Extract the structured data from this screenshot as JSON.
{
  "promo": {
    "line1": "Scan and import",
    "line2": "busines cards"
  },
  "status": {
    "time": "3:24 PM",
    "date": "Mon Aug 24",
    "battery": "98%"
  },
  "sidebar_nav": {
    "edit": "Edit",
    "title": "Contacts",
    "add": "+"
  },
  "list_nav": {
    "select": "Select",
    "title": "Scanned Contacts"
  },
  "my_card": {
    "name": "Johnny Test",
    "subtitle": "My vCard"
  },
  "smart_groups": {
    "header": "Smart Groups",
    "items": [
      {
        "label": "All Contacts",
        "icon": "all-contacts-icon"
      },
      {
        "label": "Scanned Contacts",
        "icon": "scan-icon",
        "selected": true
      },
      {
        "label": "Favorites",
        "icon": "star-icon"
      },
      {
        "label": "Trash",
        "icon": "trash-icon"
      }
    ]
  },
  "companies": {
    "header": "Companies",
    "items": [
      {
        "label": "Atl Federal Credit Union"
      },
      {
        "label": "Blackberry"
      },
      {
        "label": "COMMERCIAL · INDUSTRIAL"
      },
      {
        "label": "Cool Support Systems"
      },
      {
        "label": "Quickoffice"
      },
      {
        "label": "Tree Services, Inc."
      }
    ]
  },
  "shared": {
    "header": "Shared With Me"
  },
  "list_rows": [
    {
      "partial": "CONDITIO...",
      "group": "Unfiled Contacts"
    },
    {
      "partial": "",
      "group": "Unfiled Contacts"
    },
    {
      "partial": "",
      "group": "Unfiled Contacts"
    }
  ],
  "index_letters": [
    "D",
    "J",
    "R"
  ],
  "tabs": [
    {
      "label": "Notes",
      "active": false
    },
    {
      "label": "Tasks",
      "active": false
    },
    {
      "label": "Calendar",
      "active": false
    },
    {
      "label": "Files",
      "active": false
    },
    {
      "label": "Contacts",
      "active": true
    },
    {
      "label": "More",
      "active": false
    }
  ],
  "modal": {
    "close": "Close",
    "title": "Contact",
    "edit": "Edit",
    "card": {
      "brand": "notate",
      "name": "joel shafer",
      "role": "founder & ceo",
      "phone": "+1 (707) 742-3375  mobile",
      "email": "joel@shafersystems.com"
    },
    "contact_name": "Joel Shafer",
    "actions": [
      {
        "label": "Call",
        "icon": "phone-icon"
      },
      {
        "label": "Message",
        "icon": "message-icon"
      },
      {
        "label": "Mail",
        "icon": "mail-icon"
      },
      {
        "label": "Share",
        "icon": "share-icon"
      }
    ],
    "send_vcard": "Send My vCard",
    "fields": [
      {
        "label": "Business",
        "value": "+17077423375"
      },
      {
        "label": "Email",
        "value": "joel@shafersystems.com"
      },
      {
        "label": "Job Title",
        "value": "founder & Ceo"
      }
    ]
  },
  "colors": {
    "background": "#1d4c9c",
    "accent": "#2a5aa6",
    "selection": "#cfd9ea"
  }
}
****************
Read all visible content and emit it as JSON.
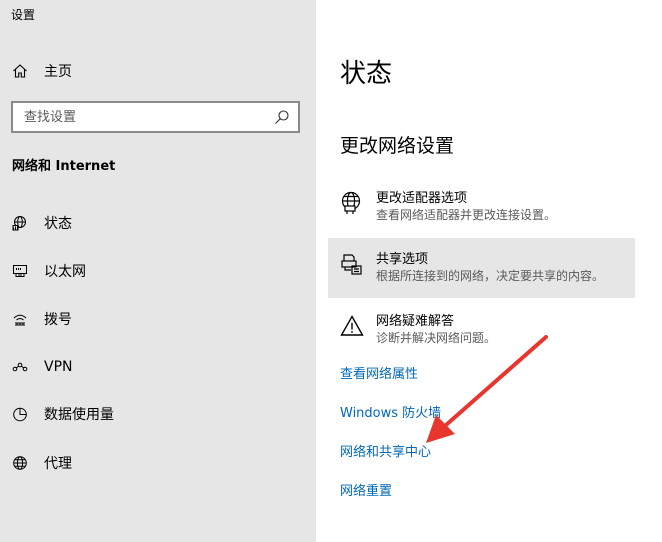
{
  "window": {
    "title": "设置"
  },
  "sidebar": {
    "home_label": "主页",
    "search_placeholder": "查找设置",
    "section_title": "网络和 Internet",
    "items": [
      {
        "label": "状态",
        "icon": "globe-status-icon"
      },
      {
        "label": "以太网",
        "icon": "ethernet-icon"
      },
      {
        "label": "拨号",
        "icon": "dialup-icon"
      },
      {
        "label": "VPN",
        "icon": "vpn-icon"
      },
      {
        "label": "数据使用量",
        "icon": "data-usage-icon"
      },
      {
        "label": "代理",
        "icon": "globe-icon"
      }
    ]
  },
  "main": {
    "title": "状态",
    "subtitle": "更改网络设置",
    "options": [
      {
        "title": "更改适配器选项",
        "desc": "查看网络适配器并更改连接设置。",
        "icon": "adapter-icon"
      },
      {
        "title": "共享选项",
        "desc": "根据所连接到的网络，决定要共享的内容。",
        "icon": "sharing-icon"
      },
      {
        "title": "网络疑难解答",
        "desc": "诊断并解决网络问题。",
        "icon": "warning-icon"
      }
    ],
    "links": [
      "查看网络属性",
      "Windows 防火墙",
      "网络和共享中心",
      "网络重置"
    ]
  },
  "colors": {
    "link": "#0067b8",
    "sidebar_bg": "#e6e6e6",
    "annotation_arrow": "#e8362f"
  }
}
****************
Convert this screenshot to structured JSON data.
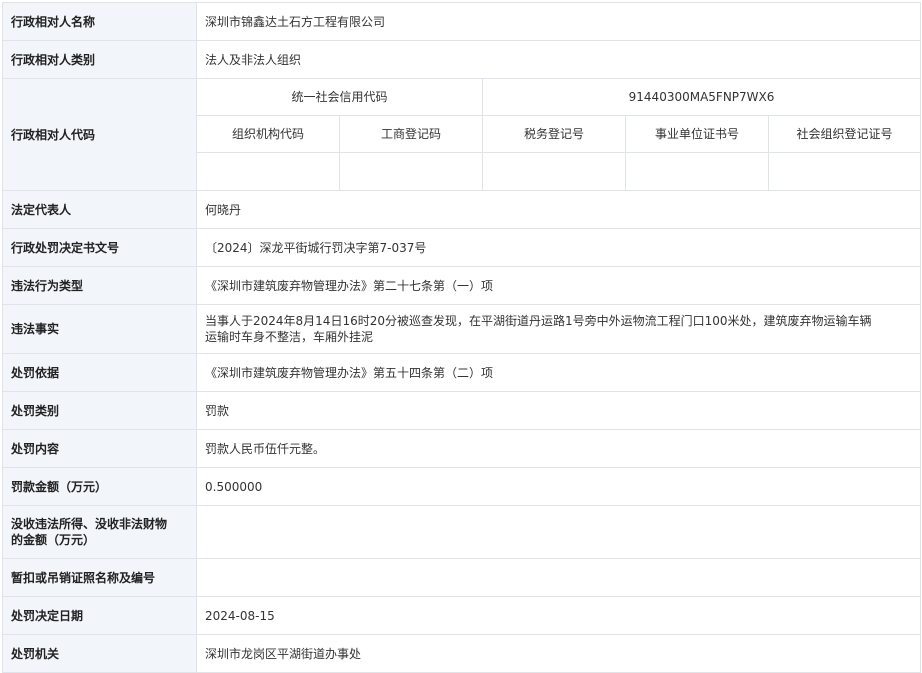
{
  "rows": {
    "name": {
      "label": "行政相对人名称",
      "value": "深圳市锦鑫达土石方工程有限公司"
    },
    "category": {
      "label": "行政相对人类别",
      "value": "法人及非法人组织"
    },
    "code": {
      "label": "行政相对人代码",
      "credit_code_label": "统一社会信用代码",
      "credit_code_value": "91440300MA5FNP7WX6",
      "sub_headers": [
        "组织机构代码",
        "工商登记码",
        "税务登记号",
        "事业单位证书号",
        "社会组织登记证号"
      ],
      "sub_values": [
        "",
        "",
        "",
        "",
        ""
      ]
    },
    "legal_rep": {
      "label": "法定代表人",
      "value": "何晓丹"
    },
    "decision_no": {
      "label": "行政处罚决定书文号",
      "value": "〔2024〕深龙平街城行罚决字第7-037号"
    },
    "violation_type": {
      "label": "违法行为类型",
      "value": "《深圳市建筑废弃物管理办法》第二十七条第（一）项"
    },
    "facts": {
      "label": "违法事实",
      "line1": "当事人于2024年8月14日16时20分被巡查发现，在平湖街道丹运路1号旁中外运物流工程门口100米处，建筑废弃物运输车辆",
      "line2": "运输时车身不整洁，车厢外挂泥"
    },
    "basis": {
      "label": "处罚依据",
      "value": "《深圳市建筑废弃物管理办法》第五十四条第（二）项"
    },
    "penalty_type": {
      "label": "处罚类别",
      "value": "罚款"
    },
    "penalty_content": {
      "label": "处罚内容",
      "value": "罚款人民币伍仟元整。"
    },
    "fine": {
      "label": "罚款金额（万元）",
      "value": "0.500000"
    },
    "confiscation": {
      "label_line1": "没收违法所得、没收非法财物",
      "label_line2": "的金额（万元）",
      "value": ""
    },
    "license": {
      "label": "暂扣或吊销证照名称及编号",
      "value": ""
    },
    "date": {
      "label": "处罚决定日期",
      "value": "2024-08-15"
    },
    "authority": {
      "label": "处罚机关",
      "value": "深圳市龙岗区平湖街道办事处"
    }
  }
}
****************
■ **Task to carry out**
Looking at the data above, show all lines where the word "shafersystems" occurs.

■ **Result of this exercise**
      "email": "joel@shafersystems.com"
        "value": "joel@shafersystems.com"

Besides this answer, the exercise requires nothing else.